Exercise directions: Output every entry exactly as given.

Material provided:
● ● ● ● ● ● ●
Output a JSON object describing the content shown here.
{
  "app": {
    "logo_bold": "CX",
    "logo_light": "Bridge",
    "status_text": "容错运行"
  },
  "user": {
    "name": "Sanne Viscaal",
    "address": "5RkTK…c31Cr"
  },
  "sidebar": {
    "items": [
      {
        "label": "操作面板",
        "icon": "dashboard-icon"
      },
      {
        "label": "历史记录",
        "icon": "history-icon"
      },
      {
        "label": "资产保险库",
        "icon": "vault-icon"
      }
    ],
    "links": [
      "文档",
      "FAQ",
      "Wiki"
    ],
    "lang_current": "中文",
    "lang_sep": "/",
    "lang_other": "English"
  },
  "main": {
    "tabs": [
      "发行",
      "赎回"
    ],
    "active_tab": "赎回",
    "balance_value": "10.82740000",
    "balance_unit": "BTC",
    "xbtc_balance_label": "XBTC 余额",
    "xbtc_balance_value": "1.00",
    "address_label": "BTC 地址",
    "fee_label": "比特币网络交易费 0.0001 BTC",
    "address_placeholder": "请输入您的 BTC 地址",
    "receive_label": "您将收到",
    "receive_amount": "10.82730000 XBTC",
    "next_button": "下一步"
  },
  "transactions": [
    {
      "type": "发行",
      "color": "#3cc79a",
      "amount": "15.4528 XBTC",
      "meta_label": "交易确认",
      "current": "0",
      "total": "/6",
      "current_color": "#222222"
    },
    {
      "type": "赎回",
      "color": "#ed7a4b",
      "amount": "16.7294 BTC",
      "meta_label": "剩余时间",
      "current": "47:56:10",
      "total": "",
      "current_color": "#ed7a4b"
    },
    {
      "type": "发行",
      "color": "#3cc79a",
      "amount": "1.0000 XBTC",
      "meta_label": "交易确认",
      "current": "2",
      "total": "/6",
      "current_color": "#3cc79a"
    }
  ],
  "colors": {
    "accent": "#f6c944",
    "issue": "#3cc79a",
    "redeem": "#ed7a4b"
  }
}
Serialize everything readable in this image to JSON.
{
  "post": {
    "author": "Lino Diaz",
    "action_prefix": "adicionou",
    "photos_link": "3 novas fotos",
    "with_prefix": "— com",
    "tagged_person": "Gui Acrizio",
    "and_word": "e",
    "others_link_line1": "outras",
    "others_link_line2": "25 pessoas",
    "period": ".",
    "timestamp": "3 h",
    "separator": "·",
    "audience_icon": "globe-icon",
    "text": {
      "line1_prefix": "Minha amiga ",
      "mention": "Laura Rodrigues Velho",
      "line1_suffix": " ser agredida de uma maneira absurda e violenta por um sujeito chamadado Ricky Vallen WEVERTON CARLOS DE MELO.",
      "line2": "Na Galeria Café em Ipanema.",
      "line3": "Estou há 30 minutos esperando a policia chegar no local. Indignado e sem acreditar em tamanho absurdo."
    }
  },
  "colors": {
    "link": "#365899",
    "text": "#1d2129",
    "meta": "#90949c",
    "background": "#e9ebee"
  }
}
● ● ● ● ● ● ●
Result of this task:
Output a JSON object describing the content shown here.
{
  "app": {
    "logo_bold": "CX",
    "logo_light": "Bridge",
    "status_text": "容错运行"
  },
  "user": {
    "name": "Sanne Viscaal",
    "address": "5RkTK…c31Cr"
  },
  "sidebar": {
    "items": [
      {
        "label": "操作面板",
        "icon": "dashboard-icon"
      },
      {
        "label": "历史记录",
        "icon": "history-icon"
      },
      {
        "label": "资产保险库",
        "icon": "vault-icon"
      }
    ],
    "links": [
      "文档",
      "FAQ",
      "Wiki"
    ],
    "lang_current": "中文",
    "lang_sep": "/",
    "lang_other": "English"
  },
  "main": {
    "tabs": [
      "发行",
      "赎回"
    ],
    "active_tab": "赎回",
    "balance_value": "10.82740000",
    "balance_unit": "BTC",
    "xbtc_balance_label": "XBTC 余额",
    "xbtc_balance_value": "1.00",
    "address_label": "BTC 地址",
    "fee_label": "比特币网络交易费 0.0001 BTC",
    "address_placeholder": "请输入您的 BTC 地址",
    "receive_label": "您将收到",
    "receive_amount": "10.82730000 XBTC",
    "next_button": "下一步"
  },
  "transactions": [
    {
      "type": "发行",
      "color": "#3cc79a",
      "amount": "15.4528 XBTC",
      "meta_label": "交易确认",
      "current": "0",
      "total": "/6",
      "current_color": "#222222"
    },
    {
      "type": "赎回",
      "color": "#ed7a4b",
      "amount": "16.7294 BTC",
      "meta_label": "剩余时间",
      "current": "47:56:10",
      "total": "",
      "current_color": "#ed7a4b"
    },
    {
      "type": "发行",
      "color": "#3cc79a",
      "amount": "1.0000 XBTC",
      "meta_label": "交易确认",
      "current": "2",
      "total": "/6",
      "current_color": "#3cc79a"
    }
  ],
  "colors": {
    "accent": "#f6c944",
    "issue": "#3cc79a",
    "redeem": "#ed7a4b"
  }
}
Serialize everything readable in this image to JSON.
{
  "post": {
    "author": "Lino Diaz",
    "action_prefix": "adicionou",
    "photos_link": "3 novas fotos",
    "with_prefix": "— com",
    "tagged_person": "Gui Acrizio",
    "and_word": "e",
    "others_link_line1": "outras",
    "others_link_line2": "25 pessoas",
    "period": ".",
    "timestamp": "3 h",
    "separator": "·",
    "audience_icon": "globe-icon",
    "text": {
      "line1_prefix": "Minha amiga ",
      "mention": "Laura Rodrigues Velho",
      "line1_suffix": " ser agredida de uma maneira absurda e violenta por um sujeito chamadado Ricky Vallen WEVERTON CARLOS DE MELO.",
      "line2": "Na Galeria Café em Ipanema.",
      "line3": "Estou há 30 minutos esperando a policia chegar no local. Indignado e sem acreditar em tamanho absurdo."
    }
  },
  "colors": {
    "link": "#365899",
    "text": "#1d2129",
    "meta": "#90949c",
    "background": "#e9ebee"
  }
}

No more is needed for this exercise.